→ INSTRUCTIONS FOR THE TASK
For the copy, please give all of the data again exactly and leave the pictures out.

→ Records about charts and figures
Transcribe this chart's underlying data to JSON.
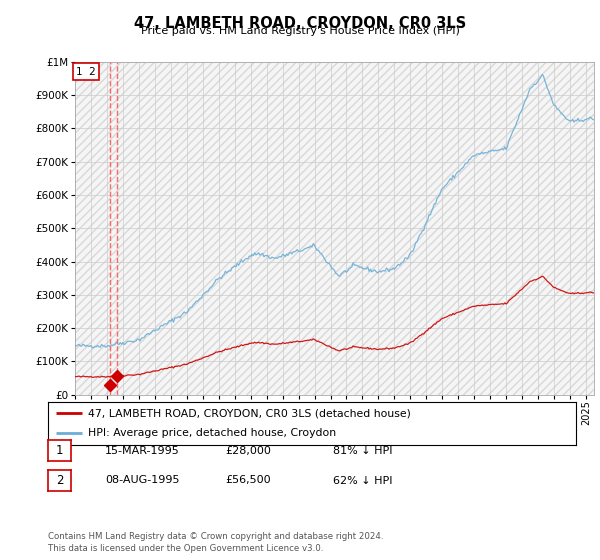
{
  "title": "47, LAMBETH ROAD, CROYDON, CR0 3LS",
  "subtitle": "Price paid vs. HM Land Registry's House Price Index (HPI)",
  "legend_line1": "47, LAMBETH ROAD, CROYDON, CR0 3LS (detached house)",
  "legend_line2": "HPI: Average price, detached house, Croydon",
  "footnote": "Contains HM Land Registry data © Crown copyright and database right 2024.\nThis data is licensed under the Open Government Licence v3.0.",
  "table_rows": [
    {
      "num": "1",
      "date": "15-MAR-1995",
      "price": "£28,000",
      "pct": "81% ↓ HPI"
    },
    {
      "num": "2",
      "date": "08-AUG-1995",
      "price": "£56,500",
      "pct": "62% ↓ HPI"
    }
  ],
  "sale_dates": [
    1995.205,
    1995.619
  ],
  "sale_prices": [
    28000,
    56500
  ],
  "red_line_color": "#cc0000",
  "blue_line_color": "#6baed6",
  "dashed_line_color": "#ff6666",
  "ylim": [
    0,
    1000000
  ],
  "xlim_start": 1993.0,
  "xlim_end": 2025.5,
  "background_color": "#ffffff",
  "grid_color": "#cccccc"
}
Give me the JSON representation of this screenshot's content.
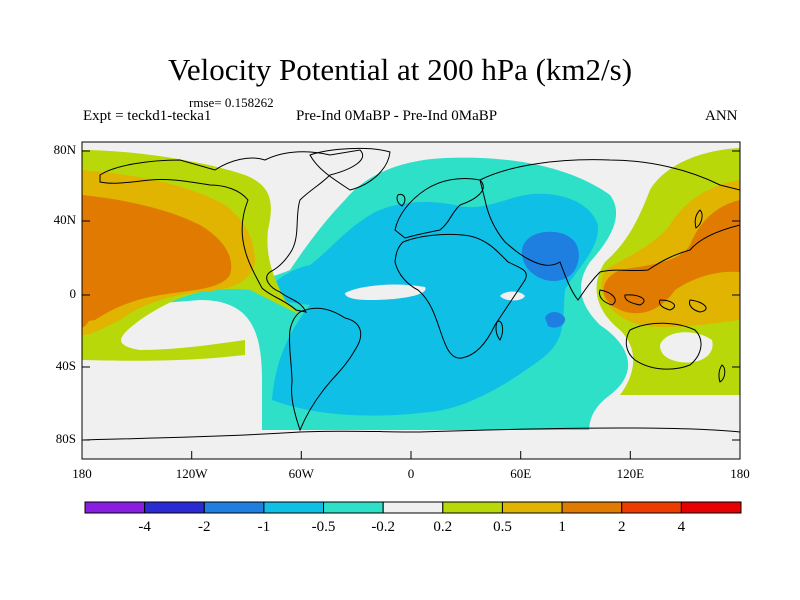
{
  "title": "Velocity Potential at 200 hPa (km2/s)",
  "left_label": "Expt = teckd1-tecka1",
  "rmse_label": "rmse= 0.158262",
  "center_label": "Pre-Ind 0MaBP - Pre-Ind 0MaBP",
  "right_label": "ANN",
  "lat_ticks": [
    "80N",
    "40N",
    "0",
    "40S",
    "80S"
  ],
  "lon_ticks": [
    "180",
    "120W",
    "60W",
    "0",
    "60E",
    "120E",
    "180"
  ],
  "colorbar": {
    "labels": [
      "-4",
      "-2",
      "-1",
      "-0.5",
      "-0.2",
      "0.2",
      "0.5",
      "1",
      "2",
      "4"
    ],
    "colors": [
      "#8a1ee0",
      "#2b2bd4",
      "#1e7fe0",
      "#10bfe6",
      "#2ee0c8",
      "#f0f0f0",
      "#b9d80a",
      "#e0b400",
      "#e07a00",
      "#ec3c00",
      "#e60000"
    ]
  },
  "palette": {
    "land_outline": "#000000",
    "background": "#f0f0f0",
    "teal": "#2ee0c8",
    "cyan": "#10bfe6",
    "blue": "#1e7fe0",
    "yellowgreen": "#b9d80a",
    "gold": "#e0b400",
    "orange": "#e07a00"
  }
}
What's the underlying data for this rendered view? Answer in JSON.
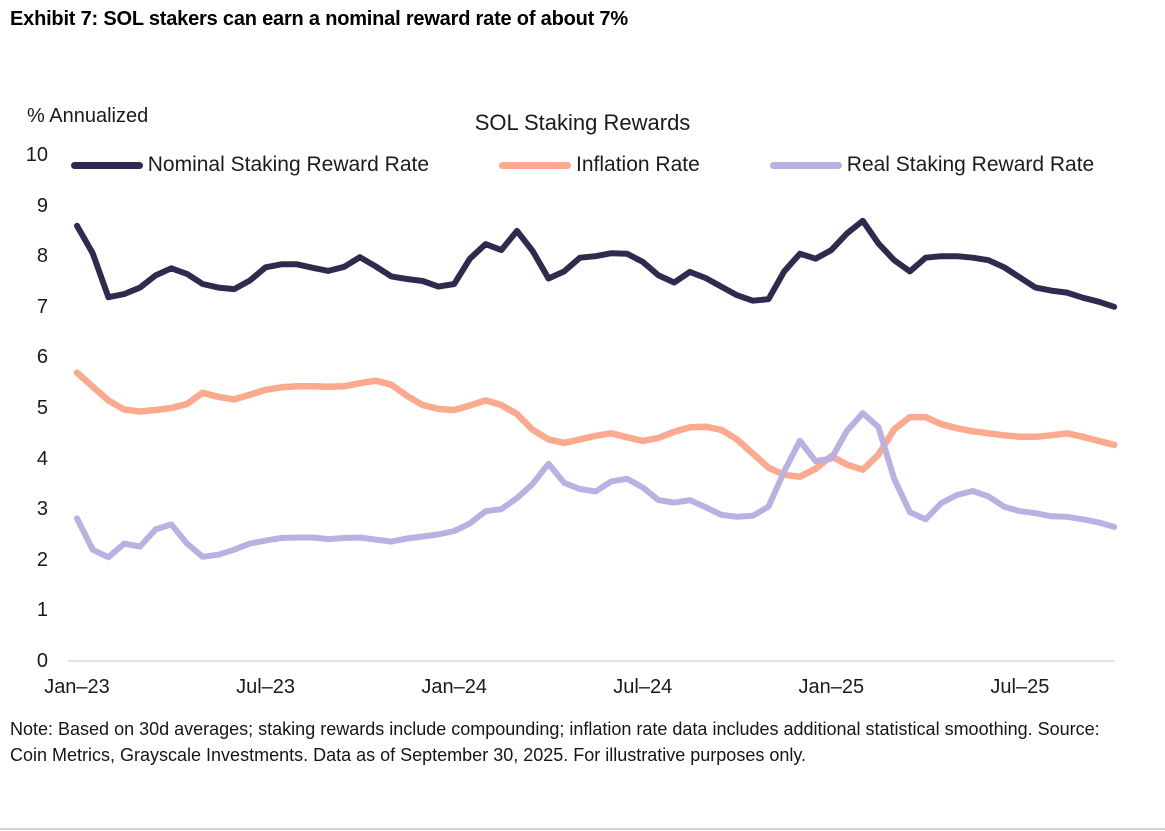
{
  "exhibit_title": "Exhibit 7: SOL stakers can earn a nominal reward rate of about 7%",
  "note": "Note: Based on 30d averages; staking rewards include compounding; inflation rate data includes additional statistical smoothing. Source: Coin Metrics, Grayscale Investments. Data as of September 30, 2025. For illustrative purposes only.",
  "chart_data": {
    "type": "line",
    "title": "SOL Staking Rewards",
    "y_axis_label": "% Annualized",
    "xlabel": "",
    "ylabel": "% Annualized",
    "ylim": [
      0,
      10
    ],
    "y_ticks": [
      10,
      9,
      8,
      7,
      6,
      5,
      4,
      3,
      2,
      1,
      0
    ],
    "x_tick_labels": [
      "Jan–23",
      "Jul–23",
      "Jan–24",
      "Jul–24",
      "Jan–25",
      "Jul–25"
    ],
    "x_tick_months": [
      0,
      6,
      12,
      18,
      24,
      30
    ],
    "x_start_month": 0,
    "x_step_months": 0.5,
    "x_end_month": 33,
    "grid": false,
    "legend_position": "top",
    "axis_line_color": "#d9d9d9",
    "series": [
      {
        "name": "Nominal Staking Reward Rate",
        "color": "#322a4e",
        "stroke_width": 6,
        "values": [
          8.6,
          8.06,
          7.19,
          7.25,
          7.38,
          7.62,
          7.76,
          7.65,
          7.45,
          7.38,
          7.35,
          7.52,
          7.78,
          7.84,
          7.84,
          7.77,
          7.71,
          7.79,
          7.98,
          7.8,
          7.6,
          7.55,
          7.51,
          7.4,
          7.45,
          7.95,
          8.24,
          8.12,
          8.5,
          8.1,
          7.56,
          7.7,
          7.97,
          8.0,
          8.06,
          8.05,
          7.89,
          7.62,
          7.48,
          7.69,
          7.57,
          7.4,
          7.23,
          7.12,
          7.15,
          7.7,
          8.05,
          7.95,
          8.12,
          8.45,
          8.7,
          8.25,
          7.92,
          7.7,
          7.97,
          8.0,
          8.0,
          7.97,
          7.92,
          7.78,
          7.58,
          7.38,
          7.32,
          7.28,
          7.18,
          7.1,
          7.0
        ]
      },
      {
        "name": "Inflation Rate",
        "color": "#fba98f",
        "stroke_width": 6.5,
        "values": [
          5.7,
          5.42,
          5.15,
          4.97,
          4.93,
          4.96,
          5.0,
          5.08,
          5.3,
          5.22,
          5.17,
          5.26,
          5.36,
          5.41,
          5.43,
          5.43,
          5.42,
          5.43,
          5.49,
          5.54,
          5.46,
          5.24,
          5.06,
          4.98,
          4.96,
          5.05,
          5.15,
          5.06,
          4.88,
          4.57,
          4.38,
          4.31,
          4.38,
          4.45,
          4.5,
          4.42,
          4.35,
          4.41,
          4.53,
          4.62,
          4.63,
          4.57,
          4.38,
          4.1,
          3.82,
          3.68,
          3.64,
          3.8,
          4.05,
          3.88,
          3.78,
          4.08,
          4.58,
          4.82,
          4.82,
          4.68,
          4.6,
          4.54,
          4.5,
          4.46,
          4.43,
          4.43,
          4.46,
          4.5,
          4.43,
          4.35,
          4.27
        ]
      },
      {
        "name": "Real Staking Reward Rate",
        "color": "#b8b1e2",
        "stroke_width": 6,
        "values": [
          2.82,
          2.2,
          2.05,
          2.32,
          2.26,
          2.6,
          2.7,
          2.32,
          2.06,
          2.1,
          2.2,
          2.32,
          2.38,
          2.43,
          2.44,
          2.44,
          2.41,
          2.43,
          2.44,
          2.4,
          2.36,
          2.42,
          2.46,
          2.5,
          2.57,
          2.72,
          2.96,
          3.0,
          3.22,
          3.5,
          3.9,
          3.52,
          3.4,
          3.35,
          3.55,
          3.6,
          3.43,
          3.18,
          3.13,
          3.18,
          3.04,
          2.89,
          2.85,
          2.87,
          3.05,
          3.75,
          4.35,
          3.95,
          4.0,
          4.55,
          4.9,
          4.62,
          3.6,
          2.94,
          2.8,
          3.12,
          3.28,
          3.36,
          3.25,
          3.05,
          2.96,
          2.92,
          2.86,
          2.85,
          2.8,
          2.74,
          2.65
        ]
      }
    ]
  }
}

→ ANSWER FOR THIS EXERCISE
Transcribe this chart's underlying data to JSON.
{
  "title": "47, LAMBETH ROAD, CROYDON, CR0 3LS",
  "subtitle": "Price paid vs. HM Land Registry's House Price Index (HPI)",
  "legend_line1": "47, LAMBETH ROAD, CROYDON, CR0 3LS (detached house)",
  "legend_line2": "HPI: Average price, detached house, Croydon",
  "footnote": "Contains HM Land Registry data © Crown copyright and database right 2024.\nThis data is licensed under the Open Government Licence v3.0.",
  "table_rows": [
    {
      "num": "1",
      "date": "15-MAR-1995",
      "price": "£28,000",
      "pct": "81% ↓ HPI"
    },
    {
      "num": "2",
      "date": "08-AUG-1995",
      "price": "£56,500",
      "pct": "62% ↓ HPI"
    }
  ],
  "sale_dates": [
    1995.205,
    1995.619
  ],
  "sale_prices": [
    28000,
    56500
  ],
  "red_line_color": "#cc0000",
  "blue_line_color": "#6baed6",
  "dashed_line_color": "#ff6666",
  "ylim": [
    0,
    1000000
  ],
  "xlim_start": 1993.0,
  "xlim_end": 2025.5,
  "background_color": "#ffffff",
  "grid_color": "#cccccc"
}
Give me the JSON representation of this screenshot's content.
{
  "title": "Velocity Potential at 200 hPa (km2/s)",
  "left_label": "Expt = teckd1-tecka1",
  "rmse_label": "rmse= 0.158262",
  "center_label": "Pre-Ind 0MaBP - Pre-Ind 0MaBP",
  "right_label": "ANN",
  "lat_ticks": [
    "80N",
    "40N",
    "0",
    "40S",
    "80S"
  ],
  "lon_ticks": [
    "180",
    "120W",
    "60W",
    "0",
    "60E",
    "120E",
    "180"
  ],
  "colorbar": {
    "labels": [
      "-4",
      "-2",
      "-1",
      "-0.5",
      "-0.2",
      "0.2",
      "0.5",
      "1",
      "2",
      "4"
    ],
    "colors": [
      "#8a1ee0",
      "#2b2bd4",
      "#1e7fe0",
      "#10bfe6",
      "#2ee0c8",
      "#f0f0f0",
      "#b9d80a",
      "#e0b400",
      "#e07a00",
      "#ec3c00",
      "#e60000"
    ]
  },
  "palette": {
    "land_outline": "#000000",
    "background": "#f0f0f0",
    "teal": "#2ee0c8",
    "cyan": "#10bfe6",
    "blue": "#1e7fe0",
    "yellowgreen": "#b9d80a",
    "gold": "#e0b400",
    "orange": "#e07a00"
  }
}
What's the underlying data for this rendered view? Answer in JSON.
{
  "exhibit_title": "Exhibit 7: SOL stakers can earn a nominal reward rate of about 7%",
  "note": "Note: Based on 30d averages; staking rewards include compounding; inflation rate data includes additional statistical smoothing. Source: Coin Metrics, Grayscale Investments. Data as of September 30, 2025. For illustrative purposes only.",
  "chart_data": {
    "type": "line",
    "title": "SOL Staking Rewards",
    "y_axis_label": "% Annualized",
    "xlabel": "",
    "ylabel": "% Annualized",
    "ylim": [
      0,
      10
    ],
    "y_ticks": [
      10,
      9,
      8,
      7,
      6,
      5,
      4,
      3,
      2,
      1,
      0
    ],
    "x_tick_labels": [
      "Jan–23",
      "Jul–23",
      "Jan–24",
      "Jul–24",
      "Jan–25",
      "Jul–25"
    ],
    "x_tick_months": [
      0,
      6,
      12,
      18,
      24,
      30
    ],
    "x_start_month": 0,
    "x_step_months": 0.5,
    "x_end_month": 33,
    "grid": false,
    "legend_position": "top",
    "axis_line_color": "#d9d9d9",
    "series": [
      {
        "name": "Nominal Staking Reward Rate",
        "color": "#322a4e",
        "stroke_width": 6,
        "values": [
          8.6,
          8.06,
          7.19,
          7.25,
          7.38,
          7.62,
          7.76,
          7.65,
          7.45,
          7.38,
          7.35,
          7.52,
          7.78,
          7.84,
          7.84,
          7.77,
          7.71,
          7.79,
          7.98,
          7.8,
          7.6,
          7.55,
          7.51,
          7.4,
          7.45,
          7.95,
          8.24,
          8.12,
          8.5,
          8.1,
          7.56,
          7.7,
          7.97,
          8.0,
          8.06,
          8.05,
          7.89,
          7.62,
          7.48,
          7.69,
          7.57,
          7.4,
          7.23,
          7.12,
          7.15,
          7.7,
          8.05,
          7.95,
          8.12,
          8.45,
          8.7,
          8.25,
          7.92,
          7.7,
          7.97,
          8.0,
          8.0,
          7.97,
          7.92,
          7.78,
          7.58,
          7.38,
          7.32,
          7.28,
          7.18,
          7.1,
          7.0
        ]
      },
      {
        "name": "Inflation Rate",
        "color": "#fba98f",
        "stroke_width": 6.5,
        "values": [
          5.7,
          5.42,
          5.15,
          4.97,
          4.93,
          4.96,
          5.0,
          5.08,
          5.3,
          5.22,
          5.17,
          5.26,
          5.36,
          5.41,
          5.43,
          5.43,
          5.42,
          5.43,
          5.49,
          5.54,
          5.46,
          5.24,
          5.06,
          4.98,
          4.96,
          5.05,
          5.15,
          5.06,
          4.88,
          4.57,
          4.38,
          4.31,
          4.38,
          4.45,
          4.5,
          4.42,
          4.35,
          4.41,
          4.53,
          4.62,
          4.63,
          4.57,
          4.38,
          4.1,
          3.82,
          3.68,
          3.64,
          3.8,
          4.05,
          3.88,
          3.78,
          4.08,
          4.58,
          4.82,
          4.82,
          4.68,
          4.6,
          4.54,
          4.5,
          4.46,
          4.43,
          4.43,
          4.46,
          4.5,
          4.43,
          4.35,
          4.27
        ]
      },
      {
        "name": "Real Staking Reward Rate",
        "color": "#b8b1e2",
        "stroke_width": 6,
        "values": [
          2.82,
          2.2,
          2.05,
          2.32,
          2.26,
          2.6,
          2.7,
          2.32,
          2.06,
          2.1,
          2.2,
          2.32,
          2.38,
          2.43,
          2.44,
          2.44,
          2.41,
          2.43,
          2.44,
          2.4,
          2.36,
          2.42,
          2.46,
          2.5,
          2.57,
          2.72,
          2.96,
          3.0,
          3.22,
          3.5,
          3.9,
          3.52,
          3.4,
          3.35,
          3.55,
          3.6,
          3.43,
          3.18,
          3.13,
          3.18,
          3.04,
          2.89,
          2.85,
          2.87,
          3.05,
          3.75,
          4.35,
          3.95,
          4.0,
          4.55,
          4.9,
          4.62,
          3.6,
          2.94,
          2.8,
          3.12,
          3.28,
          3.36,
          3.25,
          3.05,
          2.96,
          2.92,
          2.86,
          2.85,
          2.8,
          2.74,
          2.65
        ]
      }
    ]
  }
}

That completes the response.